Data items

+ + + +

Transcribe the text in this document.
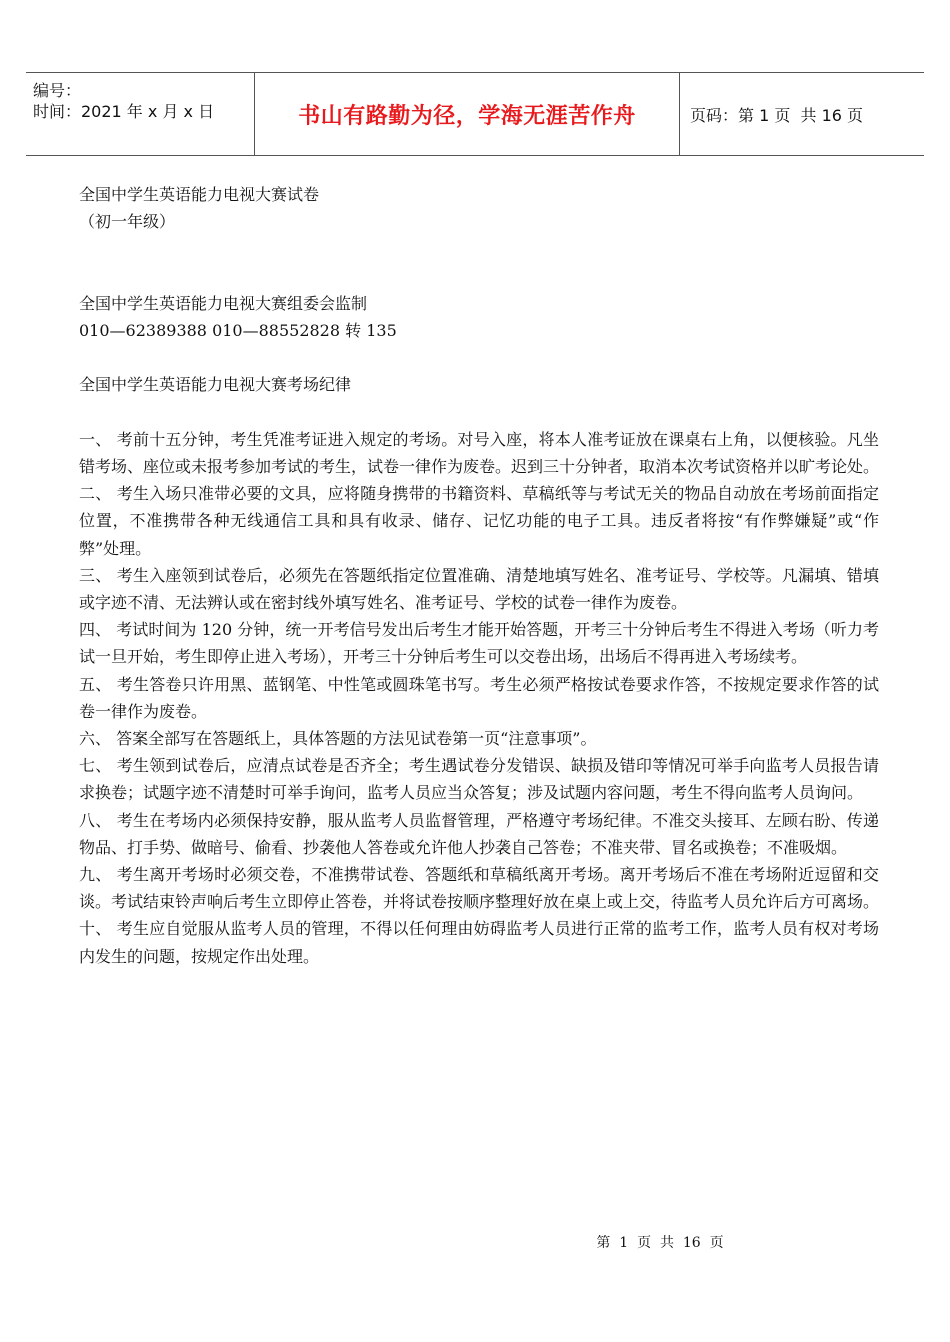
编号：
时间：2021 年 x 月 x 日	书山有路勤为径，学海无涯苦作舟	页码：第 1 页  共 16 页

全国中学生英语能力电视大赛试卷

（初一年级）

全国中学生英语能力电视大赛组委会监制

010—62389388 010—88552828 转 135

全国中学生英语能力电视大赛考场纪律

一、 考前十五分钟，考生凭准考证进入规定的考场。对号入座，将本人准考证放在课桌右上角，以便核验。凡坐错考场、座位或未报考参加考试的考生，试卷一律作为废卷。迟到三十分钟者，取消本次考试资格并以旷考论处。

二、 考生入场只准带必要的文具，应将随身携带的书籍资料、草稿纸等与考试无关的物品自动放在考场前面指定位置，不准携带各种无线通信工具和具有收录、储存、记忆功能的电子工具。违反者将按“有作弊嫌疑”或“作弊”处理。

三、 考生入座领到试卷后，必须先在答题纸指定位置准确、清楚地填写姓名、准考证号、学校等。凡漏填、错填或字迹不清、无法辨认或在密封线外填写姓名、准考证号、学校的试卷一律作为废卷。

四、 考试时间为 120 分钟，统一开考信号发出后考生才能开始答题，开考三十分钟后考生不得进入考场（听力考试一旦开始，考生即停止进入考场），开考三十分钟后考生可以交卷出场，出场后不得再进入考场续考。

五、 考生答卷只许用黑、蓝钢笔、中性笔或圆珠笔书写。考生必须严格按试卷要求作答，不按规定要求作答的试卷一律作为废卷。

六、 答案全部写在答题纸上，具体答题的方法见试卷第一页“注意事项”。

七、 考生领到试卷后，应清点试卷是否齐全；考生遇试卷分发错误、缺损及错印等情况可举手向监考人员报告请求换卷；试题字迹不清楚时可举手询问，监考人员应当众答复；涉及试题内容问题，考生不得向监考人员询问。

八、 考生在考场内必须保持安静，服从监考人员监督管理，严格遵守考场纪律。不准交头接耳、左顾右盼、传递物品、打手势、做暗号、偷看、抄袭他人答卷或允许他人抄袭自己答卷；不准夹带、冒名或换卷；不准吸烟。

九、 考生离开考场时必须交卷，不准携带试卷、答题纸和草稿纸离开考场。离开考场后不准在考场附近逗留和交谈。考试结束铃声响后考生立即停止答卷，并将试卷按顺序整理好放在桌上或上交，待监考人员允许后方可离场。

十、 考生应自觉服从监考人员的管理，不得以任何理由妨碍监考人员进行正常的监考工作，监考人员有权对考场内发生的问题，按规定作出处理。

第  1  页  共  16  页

+ + + +

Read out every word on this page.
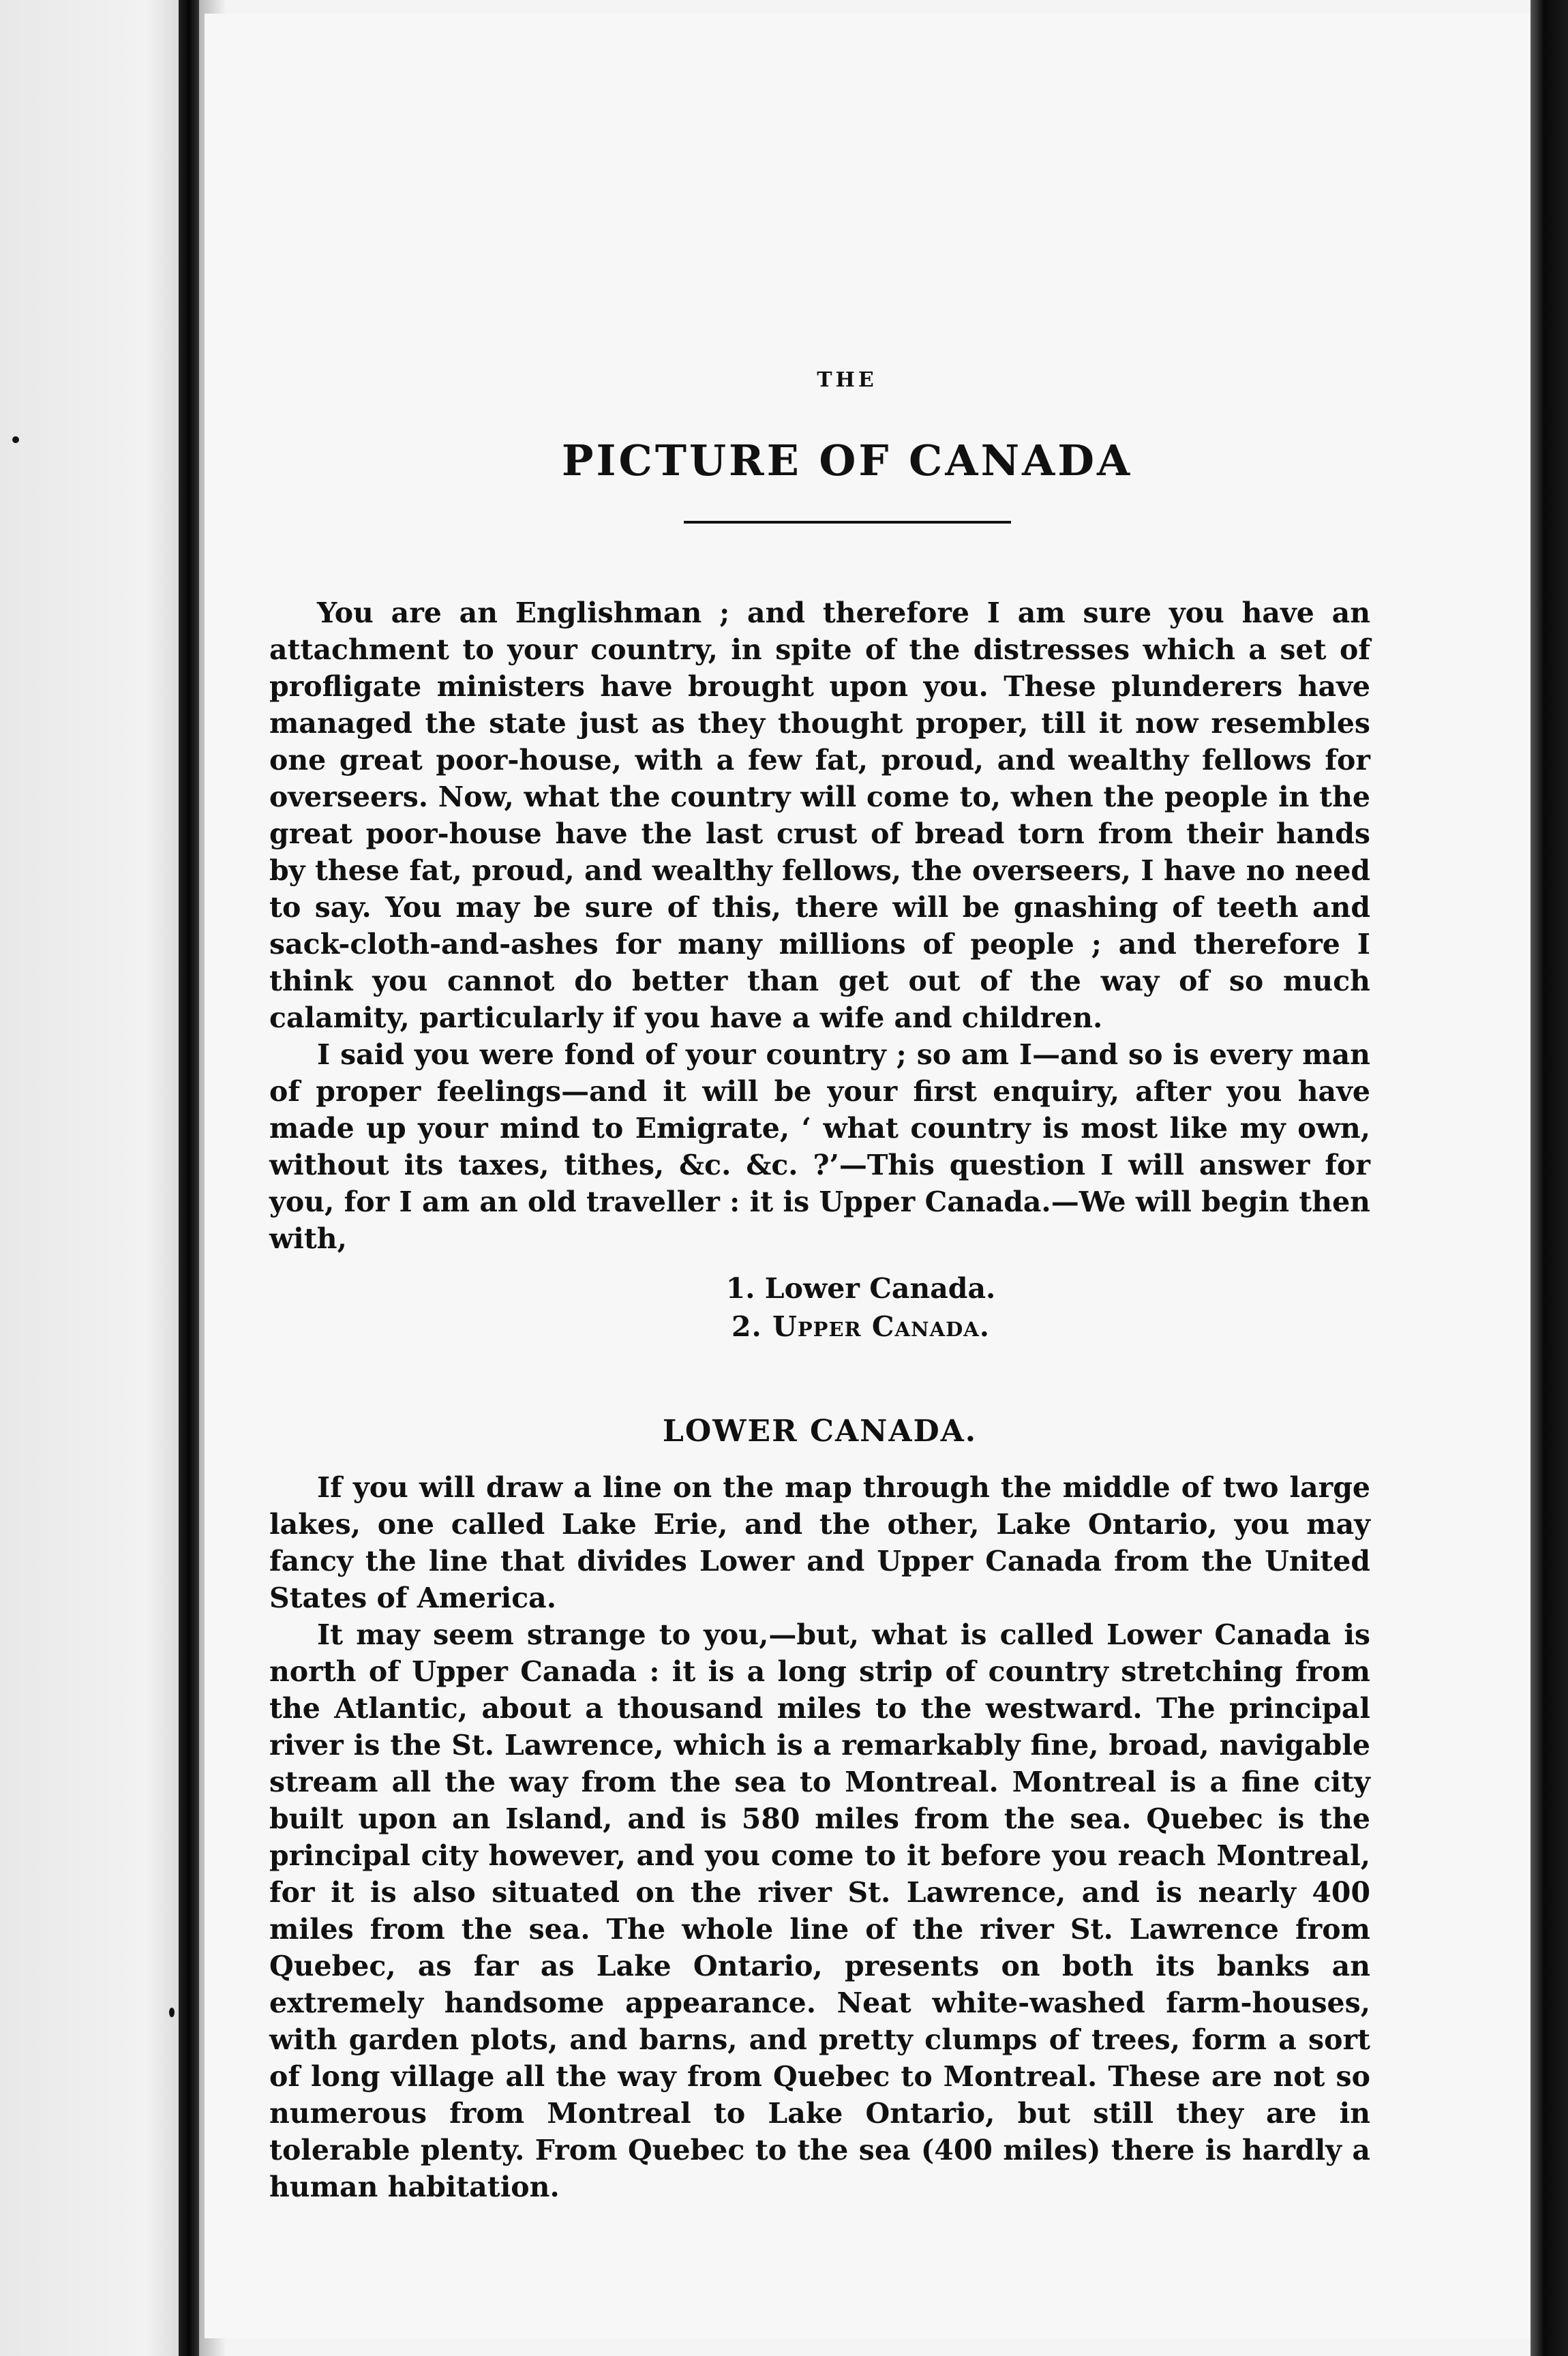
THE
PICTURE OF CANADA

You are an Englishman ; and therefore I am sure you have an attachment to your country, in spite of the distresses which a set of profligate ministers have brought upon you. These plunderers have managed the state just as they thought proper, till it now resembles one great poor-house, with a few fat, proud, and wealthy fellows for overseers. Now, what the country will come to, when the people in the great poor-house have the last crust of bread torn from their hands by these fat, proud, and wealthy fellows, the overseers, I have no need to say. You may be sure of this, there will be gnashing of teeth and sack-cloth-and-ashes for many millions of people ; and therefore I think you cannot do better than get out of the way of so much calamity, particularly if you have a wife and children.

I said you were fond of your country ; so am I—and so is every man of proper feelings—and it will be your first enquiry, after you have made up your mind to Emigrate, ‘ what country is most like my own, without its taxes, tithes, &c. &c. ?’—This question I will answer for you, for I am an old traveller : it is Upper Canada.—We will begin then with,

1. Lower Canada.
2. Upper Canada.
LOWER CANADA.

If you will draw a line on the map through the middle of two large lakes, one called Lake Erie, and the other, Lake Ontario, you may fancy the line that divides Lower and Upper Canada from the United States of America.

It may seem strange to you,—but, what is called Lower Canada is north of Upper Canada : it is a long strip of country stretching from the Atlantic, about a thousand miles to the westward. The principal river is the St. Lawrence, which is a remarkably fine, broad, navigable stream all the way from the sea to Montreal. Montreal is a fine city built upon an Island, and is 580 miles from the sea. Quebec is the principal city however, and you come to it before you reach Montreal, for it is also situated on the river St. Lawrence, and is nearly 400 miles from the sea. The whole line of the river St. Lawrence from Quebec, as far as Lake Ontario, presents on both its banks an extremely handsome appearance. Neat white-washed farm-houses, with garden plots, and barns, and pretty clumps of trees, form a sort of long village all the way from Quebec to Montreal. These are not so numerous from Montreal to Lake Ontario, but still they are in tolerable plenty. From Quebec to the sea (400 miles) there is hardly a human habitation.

+ + + +

Objective:
The word "every" may appear on some lines. Report how many lines hold it, giving the number alone.

Right answer:
2